*WHAT YOU HAVE TO DO*: List all lines of the data containing the word "xlabel".

(Figure data in JSON)
::::::::

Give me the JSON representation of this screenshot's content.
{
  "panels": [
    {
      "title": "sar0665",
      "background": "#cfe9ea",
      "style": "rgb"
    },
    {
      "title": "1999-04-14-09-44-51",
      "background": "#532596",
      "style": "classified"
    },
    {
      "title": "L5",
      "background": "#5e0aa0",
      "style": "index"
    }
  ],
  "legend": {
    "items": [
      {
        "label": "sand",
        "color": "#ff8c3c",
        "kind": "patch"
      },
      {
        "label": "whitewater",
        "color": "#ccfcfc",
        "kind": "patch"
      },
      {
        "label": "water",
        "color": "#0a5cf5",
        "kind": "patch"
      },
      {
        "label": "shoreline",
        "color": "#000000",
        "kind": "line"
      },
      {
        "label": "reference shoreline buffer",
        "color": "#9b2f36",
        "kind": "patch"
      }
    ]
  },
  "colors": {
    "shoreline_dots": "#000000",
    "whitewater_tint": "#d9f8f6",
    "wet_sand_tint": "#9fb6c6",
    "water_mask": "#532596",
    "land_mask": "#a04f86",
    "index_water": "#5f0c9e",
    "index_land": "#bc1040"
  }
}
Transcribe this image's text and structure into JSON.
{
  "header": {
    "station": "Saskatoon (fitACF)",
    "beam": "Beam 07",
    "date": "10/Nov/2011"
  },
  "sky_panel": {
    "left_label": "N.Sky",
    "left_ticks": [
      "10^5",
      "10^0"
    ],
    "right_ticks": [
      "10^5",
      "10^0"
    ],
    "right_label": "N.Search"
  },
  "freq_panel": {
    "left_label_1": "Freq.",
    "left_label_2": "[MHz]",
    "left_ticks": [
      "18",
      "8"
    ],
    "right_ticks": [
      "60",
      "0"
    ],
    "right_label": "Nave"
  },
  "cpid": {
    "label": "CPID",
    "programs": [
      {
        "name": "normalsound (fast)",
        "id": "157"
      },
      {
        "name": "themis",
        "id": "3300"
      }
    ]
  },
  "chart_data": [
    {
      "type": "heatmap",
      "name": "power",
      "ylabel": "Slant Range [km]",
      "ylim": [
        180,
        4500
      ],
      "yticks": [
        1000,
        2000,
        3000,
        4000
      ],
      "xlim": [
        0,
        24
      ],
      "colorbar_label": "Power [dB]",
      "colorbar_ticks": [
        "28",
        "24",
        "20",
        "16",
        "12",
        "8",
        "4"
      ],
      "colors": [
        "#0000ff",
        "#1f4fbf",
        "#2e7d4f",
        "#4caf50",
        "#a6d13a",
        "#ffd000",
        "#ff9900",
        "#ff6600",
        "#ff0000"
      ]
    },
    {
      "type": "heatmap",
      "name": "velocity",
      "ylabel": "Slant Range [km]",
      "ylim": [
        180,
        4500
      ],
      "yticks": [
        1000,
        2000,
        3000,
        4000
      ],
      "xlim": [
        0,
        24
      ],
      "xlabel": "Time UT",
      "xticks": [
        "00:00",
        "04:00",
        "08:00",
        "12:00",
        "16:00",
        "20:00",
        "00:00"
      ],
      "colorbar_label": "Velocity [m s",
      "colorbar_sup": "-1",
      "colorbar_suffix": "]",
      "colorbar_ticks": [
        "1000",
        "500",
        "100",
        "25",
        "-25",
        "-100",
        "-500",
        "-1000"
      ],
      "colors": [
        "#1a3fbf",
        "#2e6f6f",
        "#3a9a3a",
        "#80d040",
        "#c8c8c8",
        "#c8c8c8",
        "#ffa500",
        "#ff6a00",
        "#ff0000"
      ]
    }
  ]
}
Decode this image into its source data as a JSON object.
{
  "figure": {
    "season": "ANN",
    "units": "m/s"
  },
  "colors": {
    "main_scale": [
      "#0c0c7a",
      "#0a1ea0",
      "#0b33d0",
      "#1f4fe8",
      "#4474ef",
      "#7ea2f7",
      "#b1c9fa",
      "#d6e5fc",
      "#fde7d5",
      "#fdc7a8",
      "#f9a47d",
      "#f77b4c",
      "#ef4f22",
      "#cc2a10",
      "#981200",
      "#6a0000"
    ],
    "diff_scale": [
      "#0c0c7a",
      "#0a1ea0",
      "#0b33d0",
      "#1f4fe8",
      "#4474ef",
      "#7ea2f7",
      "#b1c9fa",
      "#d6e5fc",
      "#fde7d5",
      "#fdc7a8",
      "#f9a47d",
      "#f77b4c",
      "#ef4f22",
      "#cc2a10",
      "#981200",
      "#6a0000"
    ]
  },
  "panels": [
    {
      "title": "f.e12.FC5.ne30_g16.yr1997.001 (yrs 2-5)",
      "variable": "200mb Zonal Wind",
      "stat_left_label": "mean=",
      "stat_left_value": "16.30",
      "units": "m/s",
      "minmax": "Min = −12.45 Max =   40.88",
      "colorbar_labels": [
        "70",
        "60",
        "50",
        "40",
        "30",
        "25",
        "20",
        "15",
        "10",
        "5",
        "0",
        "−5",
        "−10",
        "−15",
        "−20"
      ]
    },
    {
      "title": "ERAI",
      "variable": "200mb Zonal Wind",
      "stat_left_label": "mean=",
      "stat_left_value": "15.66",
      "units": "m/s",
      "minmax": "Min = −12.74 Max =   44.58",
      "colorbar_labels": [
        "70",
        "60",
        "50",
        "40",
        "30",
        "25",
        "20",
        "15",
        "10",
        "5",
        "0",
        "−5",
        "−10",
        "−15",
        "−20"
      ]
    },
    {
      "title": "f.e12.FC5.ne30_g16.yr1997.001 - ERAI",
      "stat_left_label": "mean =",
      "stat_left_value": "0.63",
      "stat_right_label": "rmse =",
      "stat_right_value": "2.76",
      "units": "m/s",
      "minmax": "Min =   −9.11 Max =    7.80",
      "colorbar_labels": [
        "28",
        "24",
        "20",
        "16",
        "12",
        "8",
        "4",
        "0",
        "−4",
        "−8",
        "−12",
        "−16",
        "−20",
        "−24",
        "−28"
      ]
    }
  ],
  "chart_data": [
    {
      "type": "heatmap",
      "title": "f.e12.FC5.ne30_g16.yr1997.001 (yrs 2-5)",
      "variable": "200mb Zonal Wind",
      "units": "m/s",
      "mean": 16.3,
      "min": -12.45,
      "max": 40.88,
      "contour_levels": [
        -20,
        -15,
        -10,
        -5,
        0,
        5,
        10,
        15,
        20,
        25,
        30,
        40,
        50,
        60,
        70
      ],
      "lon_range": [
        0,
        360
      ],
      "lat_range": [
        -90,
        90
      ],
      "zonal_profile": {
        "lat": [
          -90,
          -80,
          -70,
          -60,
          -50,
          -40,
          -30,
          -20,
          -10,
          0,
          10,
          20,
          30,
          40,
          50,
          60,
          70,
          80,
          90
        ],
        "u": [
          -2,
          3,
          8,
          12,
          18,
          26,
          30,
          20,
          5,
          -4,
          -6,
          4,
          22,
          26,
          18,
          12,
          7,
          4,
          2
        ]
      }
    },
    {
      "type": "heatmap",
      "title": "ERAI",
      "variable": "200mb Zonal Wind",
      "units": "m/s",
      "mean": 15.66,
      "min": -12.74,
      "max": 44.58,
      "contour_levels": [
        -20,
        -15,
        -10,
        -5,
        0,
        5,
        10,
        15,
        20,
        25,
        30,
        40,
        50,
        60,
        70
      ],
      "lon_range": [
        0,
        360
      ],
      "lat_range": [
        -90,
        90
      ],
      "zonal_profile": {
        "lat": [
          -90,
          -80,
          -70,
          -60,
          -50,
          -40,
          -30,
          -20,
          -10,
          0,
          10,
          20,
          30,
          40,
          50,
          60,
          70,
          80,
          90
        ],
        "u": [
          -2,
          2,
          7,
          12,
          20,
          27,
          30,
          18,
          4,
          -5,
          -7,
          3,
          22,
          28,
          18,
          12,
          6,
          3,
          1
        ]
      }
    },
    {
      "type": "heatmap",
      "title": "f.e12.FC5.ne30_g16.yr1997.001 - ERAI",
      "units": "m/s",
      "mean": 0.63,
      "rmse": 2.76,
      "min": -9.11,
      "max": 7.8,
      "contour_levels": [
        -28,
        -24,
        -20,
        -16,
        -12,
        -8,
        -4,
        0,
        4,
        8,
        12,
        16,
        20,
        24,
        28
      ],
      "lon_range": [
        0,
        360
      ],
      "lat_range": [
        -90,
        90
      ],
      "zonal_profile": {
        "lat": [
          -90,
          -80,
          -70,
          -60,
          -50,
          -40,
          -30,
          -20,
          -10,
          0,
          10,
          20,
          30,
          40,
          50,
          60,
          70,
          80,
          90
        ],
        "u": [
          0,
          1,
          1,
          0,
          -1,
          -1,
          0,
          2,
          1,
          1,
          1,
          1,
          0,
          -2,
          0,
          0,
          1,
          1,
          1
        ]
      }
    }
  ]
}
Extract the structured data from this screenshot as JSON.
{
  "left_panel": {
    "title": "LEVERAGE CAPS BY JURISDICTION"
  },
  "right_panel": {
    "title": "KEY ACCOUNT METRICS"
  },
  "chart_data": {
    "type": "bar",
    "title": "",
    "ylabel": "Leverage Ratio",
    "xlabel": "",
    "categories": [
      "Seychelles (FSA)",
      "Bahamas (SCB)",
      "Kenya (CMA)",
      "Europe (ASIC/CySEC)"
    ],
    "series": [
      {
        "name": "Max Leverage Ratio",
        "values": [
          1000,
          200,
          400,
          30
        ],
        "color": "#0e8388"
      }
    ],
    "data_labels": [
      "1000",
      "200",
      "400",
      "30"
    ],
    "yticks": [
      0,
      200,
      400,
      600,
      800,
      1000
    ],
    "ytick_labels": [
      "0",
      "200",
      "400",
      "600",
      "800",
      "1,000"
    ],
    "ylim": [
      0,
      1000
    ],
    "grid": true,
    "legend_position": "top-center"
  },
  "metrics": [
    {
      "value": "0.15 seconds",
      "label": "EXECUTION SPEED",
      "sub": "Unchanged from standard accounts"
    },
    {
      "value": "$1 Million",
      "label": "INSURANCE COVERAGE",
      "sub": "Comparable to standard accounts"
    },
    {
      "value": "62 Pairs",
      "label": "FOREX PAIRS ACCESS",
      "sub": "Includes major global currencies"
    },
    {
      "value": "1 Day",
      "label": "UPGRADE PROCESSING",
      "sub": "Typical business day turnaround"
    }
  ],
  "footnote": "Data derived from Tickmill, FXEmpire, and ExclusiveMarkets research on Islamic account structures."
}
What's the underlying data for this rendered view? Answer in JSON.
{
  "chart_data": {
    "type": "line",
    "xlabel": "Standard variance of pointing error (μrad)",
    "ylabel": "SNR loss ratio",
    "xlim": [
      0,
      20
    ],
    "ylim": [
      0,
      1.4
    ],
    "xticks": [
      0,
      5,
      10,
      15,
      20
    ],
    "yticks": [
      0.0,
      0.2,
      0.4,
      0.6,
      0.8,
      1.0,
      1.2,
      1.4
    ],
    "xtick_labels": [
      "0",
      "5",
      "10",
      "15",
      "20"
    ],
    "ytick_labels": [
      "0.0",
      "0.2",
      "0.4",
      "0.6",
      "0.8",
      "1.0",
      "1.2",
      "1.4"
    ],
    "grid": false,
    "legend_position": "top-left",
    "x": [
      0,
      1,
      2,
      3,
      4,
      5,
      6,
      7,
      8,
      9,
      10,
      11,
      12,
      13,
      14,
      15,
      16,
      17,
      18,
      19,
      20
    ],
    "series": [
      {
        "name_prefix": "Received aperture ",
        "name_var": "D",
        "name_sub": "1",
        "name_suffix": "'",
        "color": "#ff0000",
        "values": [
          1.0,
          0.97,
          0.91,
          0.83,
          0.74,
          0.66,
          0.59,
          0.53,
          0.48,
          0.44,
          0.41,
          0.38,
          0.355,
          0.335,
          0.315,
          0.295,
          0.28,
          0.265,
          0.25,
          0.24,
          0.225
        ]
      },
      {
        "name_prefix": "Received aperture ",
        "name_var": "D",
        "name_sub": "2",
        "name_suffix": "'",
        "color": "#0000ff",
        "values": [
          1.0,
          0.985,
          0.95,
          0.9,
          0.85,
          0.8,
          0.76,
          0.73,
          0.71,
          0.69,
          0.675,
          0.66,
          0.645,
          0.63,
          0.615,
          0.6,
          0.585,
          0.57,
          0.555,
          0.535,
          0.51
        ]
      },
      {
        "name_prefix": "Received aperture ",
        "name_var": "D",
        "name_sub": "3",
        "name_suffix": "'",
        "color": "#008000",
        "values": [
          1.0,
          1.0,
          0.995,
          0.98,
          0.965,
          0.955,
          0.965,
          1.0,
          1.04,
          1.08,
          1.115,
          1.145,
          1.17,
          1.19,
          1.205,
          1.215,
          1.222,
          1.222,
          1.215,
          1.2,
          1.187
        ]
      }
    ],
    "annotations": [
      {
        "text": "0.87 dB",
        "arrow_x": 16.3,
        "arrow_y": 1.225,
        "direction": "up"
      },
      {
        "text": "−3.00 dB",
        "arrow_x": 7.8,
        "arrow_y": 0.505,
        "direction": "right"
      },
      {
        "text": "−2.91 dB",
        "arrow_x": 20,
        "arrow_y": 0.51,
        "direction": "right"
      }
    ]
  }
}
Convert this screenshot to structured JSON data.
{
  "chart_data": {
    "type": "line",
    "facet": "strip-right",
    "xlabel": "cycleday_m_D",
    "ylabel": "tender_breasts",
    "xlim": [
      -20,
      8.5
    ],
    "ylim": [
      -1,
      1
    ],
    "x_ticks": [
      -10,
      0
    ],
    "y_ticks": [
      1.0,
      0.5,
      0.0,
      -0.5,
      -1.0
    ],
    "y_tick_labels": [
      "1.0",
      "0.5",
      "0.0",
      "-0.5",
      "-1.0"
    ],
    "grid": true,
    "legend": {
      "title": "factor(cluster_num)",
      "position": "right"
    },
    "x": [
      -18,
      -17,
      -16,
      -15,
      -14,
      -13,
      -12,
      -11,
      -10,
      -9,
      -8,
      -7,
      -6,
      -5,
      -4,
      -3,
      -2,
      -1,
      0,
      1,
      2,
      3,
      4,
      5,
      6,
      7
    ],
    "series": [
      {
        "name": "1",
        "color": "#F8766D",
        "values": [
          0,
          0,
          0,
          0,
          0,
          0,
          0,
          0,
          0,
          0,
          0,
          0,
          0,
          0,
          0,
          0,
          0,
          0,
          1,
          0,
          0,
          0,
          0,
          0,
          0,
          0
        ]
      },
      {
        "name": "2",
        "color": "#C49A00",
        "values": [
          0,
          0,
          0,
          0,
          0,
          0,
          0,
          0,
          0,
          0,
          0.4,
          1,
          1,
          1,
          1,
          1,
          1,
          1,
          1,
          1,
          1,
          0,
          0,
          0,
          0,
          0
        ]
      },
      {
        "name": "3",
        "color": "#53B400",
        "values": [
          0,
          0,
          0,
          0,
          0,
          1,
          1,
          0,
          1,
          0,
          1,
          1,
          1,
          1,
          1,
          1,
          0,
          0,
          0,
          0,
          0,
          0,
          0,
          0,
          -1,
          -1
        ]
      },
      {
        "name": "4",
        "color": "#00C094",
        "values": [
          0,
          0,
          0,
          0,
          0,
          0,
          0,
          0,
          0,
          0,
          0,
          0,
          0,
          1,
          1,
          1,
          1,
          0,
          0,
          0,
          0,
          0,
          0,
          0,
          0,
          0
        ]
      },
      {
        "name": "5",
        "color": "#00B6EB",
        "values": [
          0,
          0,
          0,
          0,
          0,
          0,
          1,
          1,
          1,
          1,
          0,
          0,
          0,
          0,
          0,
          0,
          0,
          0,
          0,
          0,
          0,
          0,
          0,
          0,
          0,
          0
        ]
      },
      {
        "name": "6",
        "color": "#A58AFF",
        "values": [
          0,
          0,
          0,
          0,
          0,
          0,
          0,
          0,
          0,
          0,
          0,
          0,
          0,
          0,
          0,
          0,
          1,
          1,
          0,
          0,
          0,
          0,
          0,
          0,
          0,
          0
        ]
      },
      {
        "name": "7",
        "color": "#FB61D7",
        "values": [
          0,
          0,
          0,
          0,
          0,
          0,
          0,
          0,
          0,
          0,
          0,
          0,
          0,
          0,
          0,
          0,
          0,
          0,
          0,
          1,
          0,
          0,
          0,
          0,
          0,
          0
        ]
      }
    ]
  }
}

::::::::

*EXERCISE RESULT*:
      "xlabel": "Time UT",
    "xlabel": "",
    "xlabel": "Standard variance of pointing error (μrad)",
    "xlabel": "cycleday_m_D",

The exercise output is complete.